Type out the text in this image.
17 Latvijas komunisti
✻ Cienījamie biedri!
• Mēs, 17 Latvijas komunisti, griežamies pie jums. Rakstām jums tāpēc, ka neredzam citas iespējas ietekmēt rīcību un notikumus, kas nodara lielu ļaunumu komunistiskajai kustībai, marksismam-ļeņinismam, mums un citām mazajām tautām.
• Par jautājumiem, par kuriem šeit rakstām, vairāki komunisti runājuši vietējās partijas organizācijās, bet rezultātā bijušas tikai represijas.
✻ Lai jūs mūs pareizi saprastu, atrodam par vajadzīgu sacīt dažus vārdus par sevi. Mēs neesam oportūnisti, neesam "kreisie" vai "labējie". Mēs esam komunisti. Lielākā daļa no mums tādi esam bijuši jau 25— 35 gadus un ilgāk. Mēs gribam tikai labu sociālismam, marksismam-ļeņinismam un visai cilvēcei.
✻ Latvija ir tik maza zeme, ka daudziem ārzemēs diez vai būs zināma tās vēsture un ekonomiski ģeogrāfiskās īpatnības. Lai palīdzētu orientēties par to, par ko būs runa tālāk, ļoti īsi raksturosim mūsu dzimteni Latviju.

⁂

* [INSTRUCTIONS TO FOLLOW]
Give the count of lines in the data above that hold the string "marksismam", with no additional words.

* [FULL ANSWER]
2